## TASK STATEMENT
Please write out the complete listing that follows, exactly as it reads.

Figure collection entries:
_ _ _ _ _

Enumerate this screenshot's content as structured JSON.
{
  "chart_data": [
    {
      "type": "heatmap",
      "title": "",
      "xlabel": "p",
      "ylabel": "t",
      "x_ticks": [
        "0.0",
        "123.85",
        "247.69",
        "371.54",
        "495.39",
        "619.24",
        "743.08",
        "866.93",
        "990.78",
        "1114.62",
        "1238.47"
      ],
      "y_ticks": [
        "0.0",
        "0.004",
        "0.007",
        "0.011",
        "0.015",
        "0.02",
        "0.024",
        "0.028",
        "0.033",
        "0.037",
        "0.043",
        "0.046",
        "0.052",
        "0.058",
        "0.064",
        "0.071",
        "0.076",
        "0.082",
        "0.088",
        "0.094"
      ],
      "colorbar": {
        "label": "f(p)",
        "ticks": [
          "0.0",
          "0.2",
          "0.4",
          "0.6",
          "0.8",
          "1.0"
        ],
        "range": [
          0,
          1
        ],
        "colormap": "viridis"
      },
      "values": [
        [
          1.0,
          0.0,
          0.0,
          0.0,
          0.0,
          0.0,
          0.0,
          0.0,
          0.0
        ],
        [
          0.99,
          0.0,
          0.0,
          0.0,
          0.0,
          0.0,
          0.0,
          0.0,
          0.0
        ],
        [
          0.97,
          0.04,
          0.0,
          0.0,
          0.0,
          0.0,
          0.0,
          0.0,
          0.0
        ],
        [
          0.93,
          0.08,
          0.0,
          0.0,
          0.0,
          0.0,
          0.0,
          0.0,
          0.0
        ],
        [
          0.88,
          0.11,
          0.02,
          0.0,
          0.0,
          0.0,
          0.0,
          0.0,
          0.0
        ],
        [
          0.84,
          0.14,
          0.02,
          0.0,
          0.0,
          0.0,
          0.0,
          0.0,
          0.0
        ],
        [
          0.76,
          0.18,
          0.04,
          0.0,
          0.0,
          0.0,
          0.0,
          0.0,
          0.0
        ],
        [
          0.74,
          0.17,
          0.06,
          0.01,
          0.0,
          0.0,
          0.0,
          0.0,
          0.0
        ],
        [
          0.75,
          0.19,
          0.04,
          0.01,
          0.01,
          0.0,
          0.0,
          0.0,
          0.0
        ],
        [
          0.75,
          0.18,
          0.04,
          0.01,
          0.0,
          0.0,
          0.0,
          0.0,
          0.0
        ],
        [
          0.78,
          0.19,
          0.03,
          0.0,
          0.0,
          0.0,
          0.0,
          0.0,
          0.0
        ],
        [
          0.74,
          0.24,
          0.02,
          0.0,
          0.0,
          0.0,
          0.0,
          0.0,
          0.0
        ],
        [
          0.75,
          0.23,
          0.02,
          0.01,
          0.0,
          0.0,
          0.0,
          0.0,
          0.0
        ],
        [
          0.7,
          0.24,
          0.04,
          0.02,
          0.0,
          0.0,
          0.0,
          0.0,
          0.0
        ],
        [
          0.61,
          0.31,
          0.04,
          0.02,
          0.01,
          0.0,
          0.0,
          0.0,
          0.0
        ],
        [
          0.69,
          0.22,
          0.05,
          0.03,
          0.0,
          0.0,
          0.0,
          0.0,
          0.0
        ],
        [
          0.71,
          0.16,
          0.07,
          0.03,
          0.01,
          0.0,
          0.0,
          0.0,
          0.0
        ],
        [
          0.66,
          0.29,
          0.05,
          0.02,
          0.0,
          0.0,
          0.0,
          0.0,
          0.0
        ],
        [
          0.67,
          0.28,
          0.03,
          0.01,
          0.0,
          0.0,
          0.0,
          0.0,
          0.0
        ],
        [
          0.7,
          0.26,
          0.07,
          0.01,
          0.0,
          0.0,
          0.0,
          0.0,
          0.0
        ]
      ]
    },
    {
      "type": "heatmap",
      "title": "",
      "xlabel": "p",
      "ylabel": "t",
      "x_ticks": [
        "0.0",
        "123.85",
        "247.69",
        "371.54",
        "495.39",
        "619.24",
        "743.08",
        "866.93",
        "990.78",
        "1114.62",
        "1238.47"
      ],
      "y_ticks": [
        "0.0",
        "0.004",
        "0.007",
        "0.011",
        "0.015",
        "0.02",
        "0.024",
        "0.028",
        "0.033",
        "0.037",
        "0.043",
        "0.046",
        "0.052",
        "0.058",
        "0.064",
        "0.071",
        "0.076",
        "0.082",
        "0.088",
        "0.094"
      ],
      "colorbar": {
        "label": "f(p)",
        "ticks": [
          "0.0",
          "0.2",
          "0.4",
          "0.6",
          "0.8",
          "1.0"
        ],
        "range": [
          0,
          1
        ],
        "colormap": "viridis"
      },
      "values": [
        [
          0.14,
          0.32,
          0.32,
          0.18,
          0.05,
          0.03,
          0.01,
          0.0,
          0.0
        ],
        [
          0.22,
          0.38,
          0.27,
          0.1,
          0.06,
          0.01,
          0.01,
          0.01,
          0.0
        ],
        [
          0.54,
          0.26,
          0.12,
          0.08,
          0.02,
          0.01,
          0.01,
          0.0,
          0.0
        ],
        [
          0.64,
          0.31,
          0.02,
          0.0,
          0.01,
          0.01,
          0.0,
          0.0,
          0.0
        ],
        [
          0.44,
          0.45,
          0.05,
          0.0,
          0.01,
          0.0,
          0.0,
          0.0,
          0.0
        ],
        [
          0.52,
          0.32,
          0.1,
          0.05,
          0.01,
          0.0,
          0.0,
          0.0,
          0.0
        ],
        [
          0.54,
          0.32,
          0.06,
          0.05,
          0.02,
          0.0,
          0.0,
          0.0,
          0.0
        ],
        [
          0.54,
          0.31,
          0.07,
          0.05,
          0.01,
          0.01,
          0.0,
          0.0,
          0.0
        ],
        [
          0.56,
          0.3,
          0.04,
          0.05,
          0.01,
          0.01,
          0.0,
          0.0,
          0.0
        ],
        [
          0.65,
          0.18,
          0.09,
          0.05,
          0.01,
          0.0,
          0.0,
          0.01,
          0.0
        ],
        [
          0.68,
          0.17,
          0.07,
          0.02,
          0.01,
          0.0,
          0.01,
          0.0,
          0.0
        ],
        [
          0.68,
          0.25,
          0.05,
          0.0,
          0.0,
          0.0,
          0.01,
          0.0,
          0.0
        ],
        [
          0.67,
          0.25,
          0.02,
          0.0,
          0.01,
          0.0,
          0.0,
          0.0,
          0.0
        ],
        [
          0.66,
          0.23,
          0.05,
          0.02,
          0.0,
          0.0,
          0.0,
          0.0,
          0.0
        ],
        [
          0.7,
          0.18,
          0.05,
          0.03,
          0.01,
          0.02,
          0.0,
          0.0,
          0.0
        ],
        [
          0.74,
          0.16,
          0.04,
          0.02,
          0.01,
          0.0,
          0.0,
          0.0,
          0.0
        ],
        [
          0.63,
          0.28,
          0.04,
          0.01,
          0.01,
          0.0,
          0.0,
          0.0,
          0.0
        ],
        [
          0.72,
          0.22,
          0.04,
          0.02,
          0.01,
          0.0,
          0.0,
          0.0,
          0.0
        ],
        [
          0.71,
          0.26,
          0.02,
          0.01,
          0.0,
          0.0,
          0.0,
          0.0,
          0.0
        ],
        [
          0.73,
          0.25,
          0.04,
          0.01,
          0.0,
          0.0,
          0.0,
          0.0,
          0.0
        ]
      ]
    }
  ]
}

_ _ _ _ _

## CORRECT RESPONSE
Enumerate this screenshot's content as structured JSON.
{
  "chart_data": [
    {
      "type": "heatmap",
      "title": "",
      "xlabel": "p",
      "ylabel": "t",
      "x_ticks": [
        "0.0",
        "123.85",
        "247.69",
        "371.54",
        "495.39",
        "619.24",
        "743.08",
        "866.93",
        "990.78",
        "1114.62",
        "1238.47"
      ],
      "y_ticks": [
        "0.0",
        "0.004",
        "0.007",
        "0.011",
        "0.015",
        "0.02",
        "0.024",
        "0.028",
        "0.033",
        "0.037",
        "0.043",
        "0.046",
        "0.052",
        "0.058",
        "0.064",
        "0.071",
        "0.076",
        "0.082",
        "0.088",
        "0.094"
      ],
      "colorbar": {
        "label": "f(p)",
        "ticks": [
          "0.0",
          "0.2",
          "0.4",
          "0.6",
          "0.8",
          "1.0"
        ],
        "range": [
          0,
          1
        ],
        "colormap": "viridis"
      },
      "values": [
        [
          1.0,
          0.0,
          0.0,
          0.0,
          0.0,
          0.0,
          0.0,
          0.0,
          0.0
        ],
        [
          0.99,
          0.0,
          0.0,
          0.0,
          0.0,
          0.0,
          0.0,
          0.0,
          0.0
        ],
        [
          0.97,
          0.04,
          0.0,
          0.0,
          0.0,
          0.0,
          0.0,
          0.0,
          0.0
        ],
        [
          0.93,
          0.08,
          0.0,
          0.0,
          0.0,
          0.0,
          0.0,
          0.0,
          0.0
        ],
        [
          0.88,
          0.11,
          0.02,
          0.0,
          0.0,
          0.0,
          0.0,
          0.0,
          0.0
        ],
        [
          0.84,
          0.14,
          0.02,
          0.0,
          0.0,
          0.0,
          0.0,
          0.0,
          0.0
        ],
        [
          0.76,
          0.18,
          0.04,
          0.0,
          0.0,
          0.0,
          0.0,
          0.0,
          0.0
        ],
        [
          0.74,
          0.17,
          0.06,
          0.01,
          0.0,
          0.0,
          0.0,
          0.0,
          0.0
        ],
        [
          0.75,
          0.19,
          0.04,
          0.01,
          0.01,
          0.0,
          0.0,
          0.0,
          0.0
        ],
        [
          0.75,
          0.18,
          0.04,
          0.01,
          0.0,
          0.0,
          0.0,
          0.0,
          0.0
        ],
        [
          0.78,
          0.19,
          0.03,
          0.0,
          0.0,
          0.0,
          0.0,
          0.0,
          0.0
        ],
        [
          0.74,
          0.24,
          0.02,
          0.0,
          0.0,
          0.0,
          0.0,
          0.0,
          0.0
        ],
        [
          0.75,
          0.23,
          0.02,
          0.01,
          0.0,
          0.0,
          0.0,
          0.0,
          0.0
        ],
        [
          0.7,
          0.24,
          0.04,
          0.02,
          0.0,
          0.0,
          0.0,
          0.0,
          0.0
        ],
        [
          0.61,
          0.31,
          0.04,
          0.02,
          0.01,
          0.0,
          0.0,
          0.0,
          0.0
        ],
        [
          0.69,
          0.22,
          0.05,
          0.03,
          0.0,
          0.0,
          0.0,
          0.0,
          0.0
        ],
        [
          0.71,
          0.16,
          0.07,
          0.03,
          0.01,
          0.0,
          0.0,
          0.0,
          0.0
        ],
        [
          0.66,
          0.29,
          0.05,
          0.02,
          0.0,
          0.0,
          0.0,
          0.0,
          0.0
        ],
        [
          0.67,
          0.28,
          0.03,
          0.01,
          0.0,
          0.0,
          0.0,
          0.0,
          0.0
        ],
        [
          0.7,
          0.26,
          0.07,
          0.01,
          0.0,
          0.0,
          0.0,
          0.0,
          0.0
        ]
      ]
    },
    {
      "type": "heatmap",
      "title": "",
      "xlabel": "p",
      "ylabel": "t",
      "x_ticks": [
        "0.0",
        "123.85",
        "247.69",
        "371.54",
        "495.39",
        "619.24",
        "743.08",
        "866.93",
        "990.78",
        "1114.62",
        "1238.47"
      ],
      "y_ticks": [
        "0.0",
        "0.004",
        "0.007",
        "0.011",
        "0.015",
        "0.02",
        "0.024",
        "0.028",
        "0.033",
        "0.037",
        "0.043",
        "0.046",
        "0.052",
        "0.058",
        "0.064",
        "0.071",
        "0.076",
        "0.082",
        "0.088",
        "0.094"
      ],
      "colorbar": {
        "label": "f(p)",
        "ticks": [
          "0.0",
          "0.2",
          "0.4",
          "0.6",
          "0.8",
          "1.0"
        ],
        "range": [
          0,
          1
        ],
        "colormap": "viridis"
      },
      "values": [
        [
          0.14,
          0.32,
          0.32,
          0.18,
          0.05,
          0.03,
          0.01,
          0.0,
          0.0
        ],
        [
          0.22,
          0.38,
          0.27,
          0.1,
          0.06,
          0.01,
          0.01,
          0.01,
          0.0
        ],
        [
          0.54,
          0.26,
          0.12,
          0.08,
          0.02,
          0.01,
          0.01,
          0.0,
          0.0
        ],
        [
          0.64,
          0.31,
          0.02,
          0.0,
          0.01,
          0.01,
          0.0,
          0.0,
          0.0
        ],
        [
          0.44,
          0.45,
          0.05,
          0.0,
          0.01,
          0.0,
          0.0,
          0.0,
          0.0
        ],
        [
          0.52,
          0.32,
          0.1,
          0.05,
          0.01,
          0.0,
          0.0,
          0.0,
          0.0
        ],
        [
          0.54,
          0.32,
          0.06,
          0.05,
          0.02,
          0.0,
          0.0,
          0.0,
          0.0
        ],
        [
          0.54,
          0.31,
          0.07,
          0.05,
          0.01,
          0.01,
          0.0,
          0.0,
          0.0
        ],
        [
          0.56,
          0.3,
          0.04,
          0.05,
          0.01,
          0.01,
          0.0,
          0.0,
          0.0
        ],
        [
          0.65,
          0.18,
          0.09,
          0.05,
          0.01,
          0.0,
          0.0,
          0.01,
          0.0
        ],
        [
          0.68,
          0.17,
          0.07,
          0.02,
          0.01,
          0.0,
          0.01,
          0.0,
          0.0
        ],
        [
          0.68,
          0.25,
          0.05,
          0.0,
          0.0,
          0.0,
          0.01,
          0.0,
          0.0
        ],
        [
          0.67,
          0.25,
          0.02,
          0.0,
          0.01,
          0.0,
          0.0,
          0.0,
          0.0
        ],
        [
          0.66,
          0.23,
          0.05,
          0.02,
          0.0,
          0.0,
          0.0,
          0.0,
          0.0
        ],
        [
          0.7,
          0.18,
          0.05,
          0.03,
          0.01,
          0.02,
          0.0,
          0.0,
          0.0
        ],
        [
          0.74,
          0.16,
          0.04,
          0.02,
          0.01,
          0.0,
          0.0,
          0.0,
          0.0
        ],
        [
          0.63,
          0.28,
          0.04,
          0.01,
          0.01,
          0.0,
          0.0,
          0.0,
          0.0
        ],
        [
          0.72,
          0.22,
          0.04,
          0.02,
          0.01,
          0.0,
          0.0,
          0.0,
          0.0
        ],
        [
          0.71,
          0.26,
          0.02,
          0.01,
          0.0,
          0.0,
          0.0,
          0.0,
          0.0
        ],
        [
          0.73,
          0.25,
          0.04,
          0.01,
          0.0,
          0.0,
          0.0,
          0.0,
          0.0
        ]
      ]
    }
  ]
}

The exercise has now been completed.